#### Aim of the exercise
Copy out the lines of the records verbatim, taking the stretch from the line containing "prompt-input-container: Pixie, generate" through the line containing "chat-panel: What do", with both of those lines included.

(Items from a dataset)
------------------------------------

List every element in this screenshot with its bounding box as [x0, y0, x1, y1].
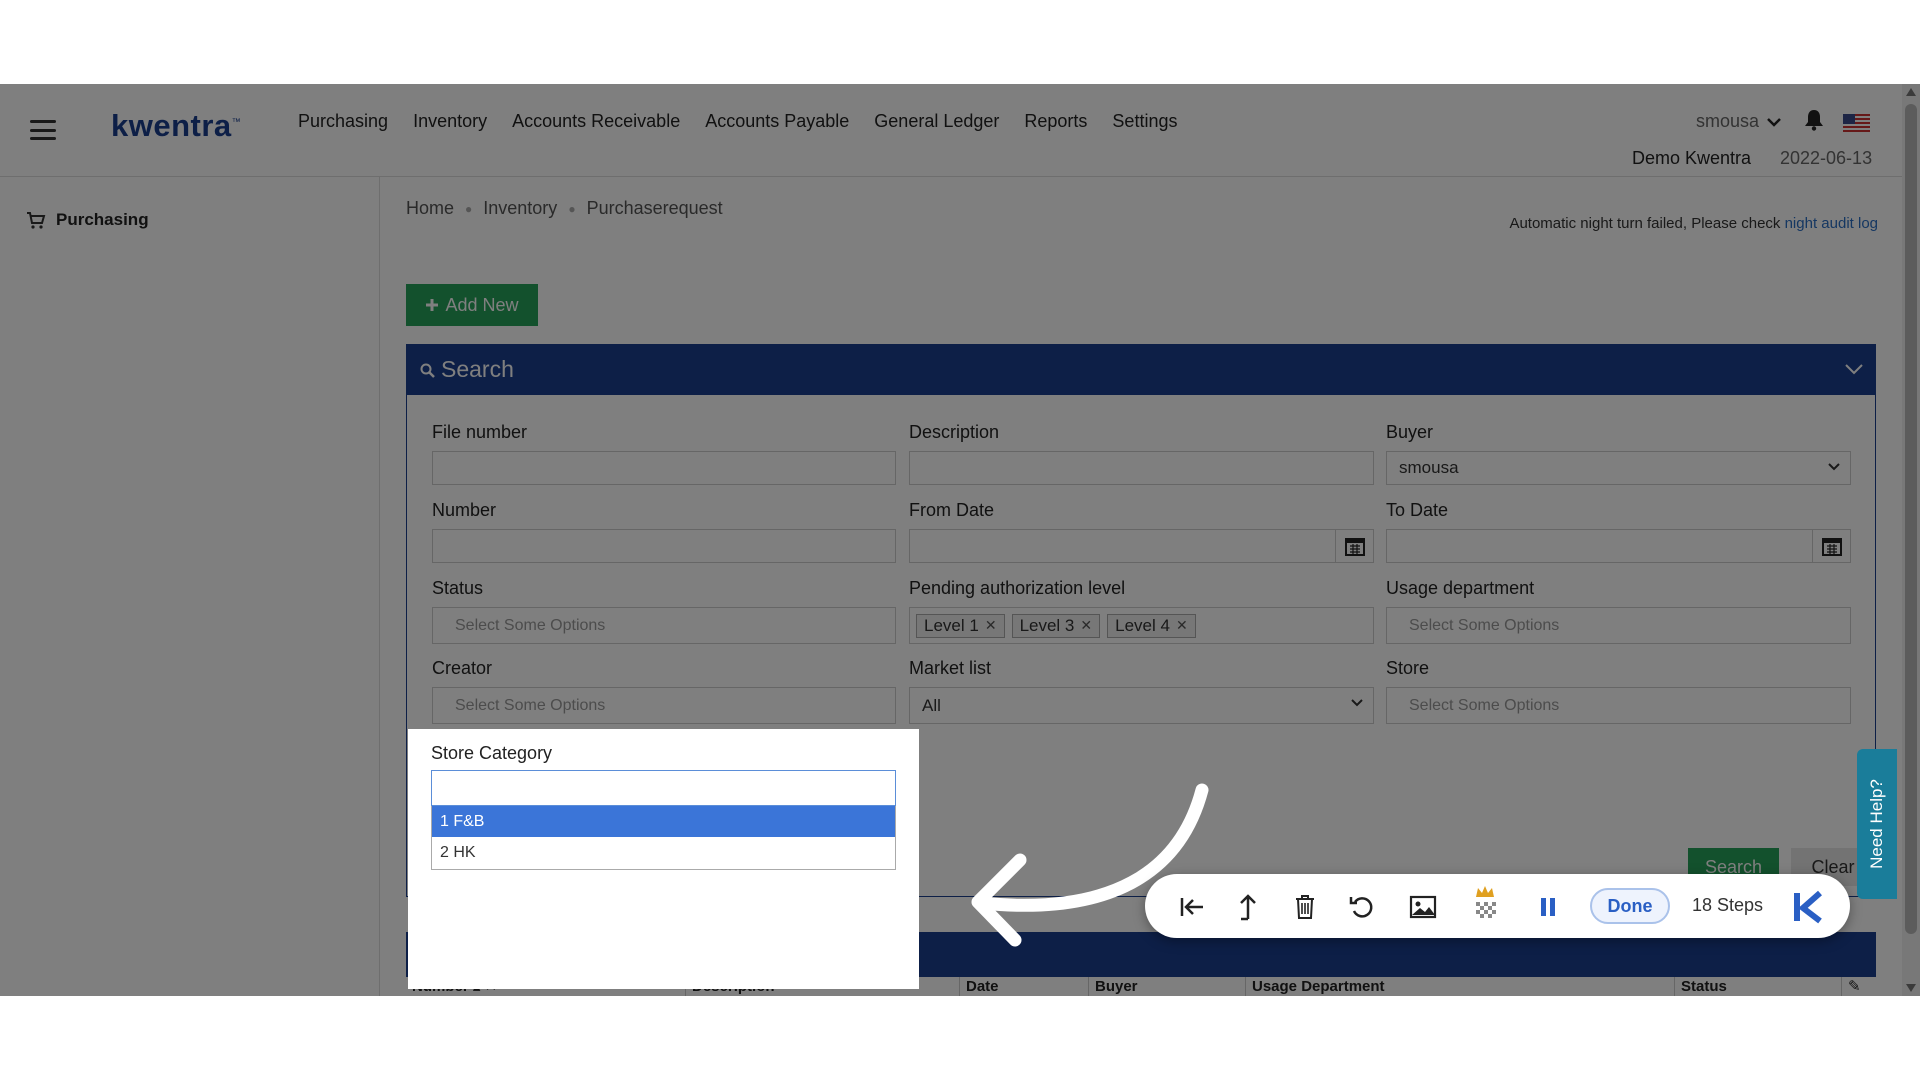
- move-up-icon[interactable]: [1233, 892, 1263, 922]
- breadcrumb-inventory[interactable]: Inventory: [483, 198, 557, 219]
- search-icon: [420, 363, 435, 378]
- nav-purchasing[interactable]: Purchasing: [298, 111, 388, 132]
- store-category-search-input[interactable]: [431, 770, 896, 806]
- calendar-icon[interactable]: [1812, 530, 1850, 562]
- remove-tag-icon[interactable]: ✕: [1176, 617, 1188, 634]
- column-status[interactable]: Status: [1675, 977, 1842, 996]
- breadcrumb-current: Purchaserequest: [586, 198, 723, 218]
- page-scrollbar[interactable]: [1902, 84, 1920, 996]
- store-multiselect[interactable]: Select Some Options: [1386, 687, 1851, 724]
- need-help-tab[interactable]: Need Help?: [1857, 749, 1897, 899]
- breadcrumb: Home ● Inventory ● Purchaserequest: [406, 198, 723, 219]
- status-label: Status: [432, 578, 484, 598]
- sidebar: Purchasing: [0, 177, 380, 996]
- remove-tag-icon[interactable]: ✕: [985, 617, 997, 634]
- kwentra-k-logo-icon[interactable]: [1792, 889, 1828, 925]
- image-icon[interactable]: [1408, 892, 1438, 922]
- done-button[interactable]: Done: [1590, 888, 1670, 924]
- nav-general-ledger[interactable]: General Ledger: [874, 111, 999, 132]
- buyer-label: Buyer: [1386, 422, 1434, 442]
- main-nav: Purchasing Inventory Accounts Receivable…: [298, 111, 1177, 132]
- night-audit-alert: Automatic night turn failed, Please chec…: [1509, 215, 1878, 232]
- file-number-label: File number: [432, 422, 528, 442]
- search-panel-header[interactable]: Search: [407, 345, 1875, 395]
- column-usage-department[interactable]: Usage Department: [1246, 977, 1675, 996]
- breadcrumb-home[interactable]: Home: [406, 198, 454, 219]
- sidebar-item-purchasing[interactable]: Purchasing: [26, 210, 149, 230]
- pending-authorization-label: Pending authorization level: [909, 578, 1126, 598]
- creator-label: Creator: [432, 658, 493, 678]
- option-1-fb[interactable]: 1 F&B: [432, 806, 895, 837]
- undo-icon[interactable]: [1347, 892, 1377, 922]
- trash-icon[interactable]: [1290, 892, 1320, 922]
- back-to-start-icon[interactable]: [1177, 892, 1207, 922]
- hamburger-menu-icon[interactable]: [30, 120, 56, 140]
- usage-department-multiselect[interactable]: Select Some Options: [1386, 607, 1851, 644]
- column-buyer[interactable]: Buyer: [1089, 977, 1246, 996]
- status-multiselect[interactable]: Select Some Options: [432, 607, 896, 644]
- bell-icon[interactable]: [1804, 109, 1824, 131]
- nav-inventory[interactable]: Inventory: [413, 111, 487, 132]
- blur-premium-icon[interactable]: [1470, 884, 1500, 924]
- from-date-input[interactable]: [909, 529, 1374, 563]
- creator-multiselect[interactable]: Select Some Options: [432, 687, 896, 724]
- from-date-label: From Date: [909, 500, 995, 520]
- edit-pencil-icon[interactable]: ✎: [1842, 977, 1876, 996]
- nav-accounts-receivable[interactable]: Accounts Receivable: [512, 111, 680, 132]
- tag-level-1: Level 1 ✕: [916, 613, 1005, 638]
- nav-reports[interactable]: Reports: [1024, 111, 1087, 132]
- cart-icon: [27, 212, 46, 229]
- number-label: Number: [432, 500, 497, 520]
- chevron-down-icon[interactable]: [1845, 363, 1863, 375]
- chevron-down-icon: [1767, 117, 1781, 127]
- tag-level-4: Level 4 ✕: [1107, 613, 1196, 638]
- steps-count: 18 Steps: [1692, 895, 1764, 915]
- top-header: kwentra™ Purchasing Inventory Accounts R…: [0, 84, 1902, 177]
- us-flag-icon[interactable]: [1843, 114, 1870, 132]
- sidebar-item-label: Purchasing: [56, 210, 149, 229]
- market-list-label: Market list: [909, 658, 992, 678]
- calendar-icon[interactable]: [1335, 530, 1373, 562]
- store-category-spotlight: Store Category 1 F&B 2 HK: [408, 729, 919, 989]
- buyer-select[interactable]: smousa: [1386, 451, 1851, 485]
- app-screen: kwentra™ Purchasing Inventory Accounts R…: [0, 84, 1920, 996]
- column-date[interactable]: Date: [960, 977, 1089, 996]
- pending-authorization-multiselect[interactable]: Level 1 ✕ Level 3 ✕ Level 4 ✕: [909, 607, 1374, 644]
- chevron-down-icon: [1828, 463, 1840, 471]
- plus-icon: [426, 299, 439, 311]
- chevron-down-icon: [1351, 699, 1363, 707]
- store-category-dropdown: 1 F&B 2 HK: [431, 806, 896, 870]
- usage-department-label: Usage department: [1386, 578, 1535, 598]
- pause-icon[interactable]: [1533, 892, 1563, 922]
- recorder-toolbar: Done 18 Steps: [1145, 874, 1850, 938]
- to-date-label: To Date: [1386, 500, 1449, 520]
- number-input[interactable]: [432, 529, 896, 563]
- store-category-label: Store Category: [431, 743, 553, 763]
- store-label: Store: [1386, 658, 1430, 678]
- user-name: smousa: [1696, 111, 1760, 131]
- nav-settings[interactable]: Settings: [1112, 111, 1177, 132]
- system-date: 2022-06-13: [1780, 148, 1873, 168]
- file-number-input[interactable]: [432, 451, 896, 485]
- company-name: Demo Kwentra: [1632, 148, 1752, 168]
- scroll-down-icon[interactable]: [1906, 984, 1916, 992]
- nav-accounts-payable[interactable]: Accounts Payable: [705, 111, 849, 132]
- scroll-thumb[interactable]: [1905, 104, 1917, 934]
- remove-tag-icon[interactable]: ✕: [1080, 617, 1092, 634]
- kwentra-logo[interactable]: kwentra™: [111, 108, 241, 144]
- search-panel-title: Search: [441, 356, 514, 382]
- add-new-button[interactable]: Add New: [406, 284, 538, 326]
- night-audit-log-link[interactable]: night audit log: [1785, 215, 1878, 232]
- tag-level-3: Level 3 ✕: [1011, 613, 1101, 638]
- option-2-hk[interactable]: 2 HK: [432, 837, 895, 868]
- scroll-up-icon[interactable]: [1906, 88, 1916, 96]
- description-input[interactable]: [909, 451, 1374, 485]
- description-label: Description: [909, 422, 1000, 442]
- to-date-input[interactable]: [1386, 529, 1851, 563]
- market-list-select[interactable]: All: [909, 687, 1374, 724]
- user-menu[interactable]: smousa: [1696, 111, 1781, 132]
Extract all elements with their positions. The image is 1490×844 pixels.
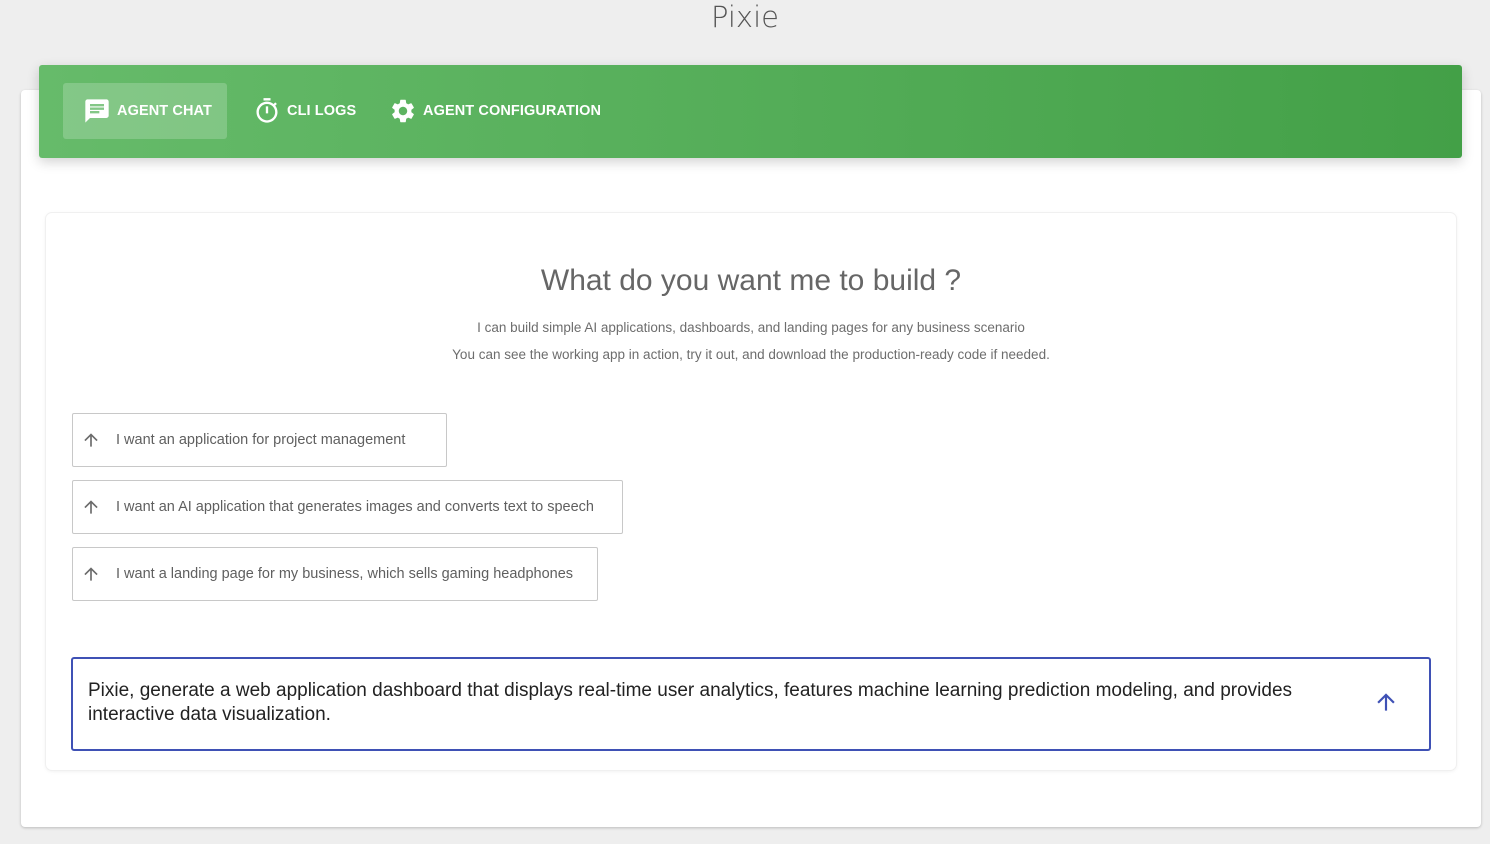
prompt-input-container: Pixie, generate a web application dashbo… <box>71 657 1431 751</box>
tab-bar: AGENT CHAT CLI LOGS AGENT CONFIGURATION <box>39 65 1462 158</box>
suggestion-label: I want an application for project manage… <box>116 432 406 448</box>
suggestion-button[interactable]: I want an AI application that generates … <box>72 480 623 534</box>
arrow-up-icon <box>80 563 102 585</box>
stopwatch-icon <box>253 97 281 125</box>
tab-agent-configuration[interactable]: AGENT CONFIGURATION <box>379 83 609 139</box>
chat-message-icon <box>83 97 111 125</box>
gear-icon <box>389 97 417 125</box>
app-title: Pixie <box>711 0 779 34</box>
tab-cli-logs[interactable]: CLI LOGS <box>241 83 361 139</box>
send-button[interactable] <box>1373 691 1399 717</box>
suggestion-button[interactable]: I want a landing page for my business, w… <box>72 547 598 601</box>
tab-label: AGENT CHAT <box>117 103 212 119</box>
subtitle-line-2: You can see the working app in action, t… <box>452 347 1050 362</box>
prompt-input[interactable]: Pixie, generate a web application dashbo… <box>88 679 1328 731</box>
chat-panel: What do you want me to build ? I can bui… <box>46 213 1456 770</box>
arrow-up-icon <box>1373 689 1399 719</box>
subtitle-line-1: I can build simple AI applications, dash… <box>477 320 1025 335</box>
tab-label: AGENT CONFIGURATION <box>423 103 602 119</box>
suggestion-label: I want an AI application that generates … <box>116 499 594 515</box>
page-heading: What do you want me to build ? <box>540 264 962 297</box>
suggestion-button[interactable]: I want an application for project manage… <box>72 413 447 467</box>
suggestion-label: I want a landing page for my business, w… <box>116 566 574 582</box>
tab-label: CLI LOGS <box>287 103 357 119</box>
tab-agent-chat[interactable]: AGENT CHAT <box>63 83 227 139</box>
arrow-up-icon <box>80 429 102 451</box>
arrow-up-icon <box>80 496 102 518</box>
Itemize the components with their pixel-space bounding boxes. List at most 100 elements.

------------------------------------

#### Output for this exercise
prompt-input-container: Pixie, generate a web application dashbo… <box>71 657 1431 751</box>
tab-bar: AGENT CHAT CLI LOGS AGENT CONFIGURATION <box>39 65 1462 158</box>
suggestion-label: I want an application for project manage… <box>116 432 406 448</box>
suggestion-button[interactable]: I want an AI application that generates … <box>72 480 623 534</box>
arrow-up-icon <box>80 563 102 585</box>
stopwatch-icon <box>253 97 281 125</box>
tab-agent-configuration[interactable]: AGENT CONFIGURATION <box>379 83 609 139</box>
chat-message-icon <box>83 97 111 125</box>
gear-icon <box>389 97 417 125</box>
app-title: Pixie <box>711 0 779 34</box>
tab-cli-logs[interactable]: CLI LOGS <box>241 83 361 139</box>
send-button[interactable] <box>1373 691 1399 717</box>
suggestion-button[interactable]: I want a landing page for my business, w… <box>72 547 598 601</box>
tab-label: AGENT CHAT <box>117 103 212 119</box>
subtitle-line-2: You can see the working app in action, t… <box>452 347 1050 362</box>
prompt-input[interactable]: Pixie, generate a web application dashbo… <box>88 679 1328 731</box>
chat-panel: What do you want me to build ? I can bui… <box>46 213 1456 770</box>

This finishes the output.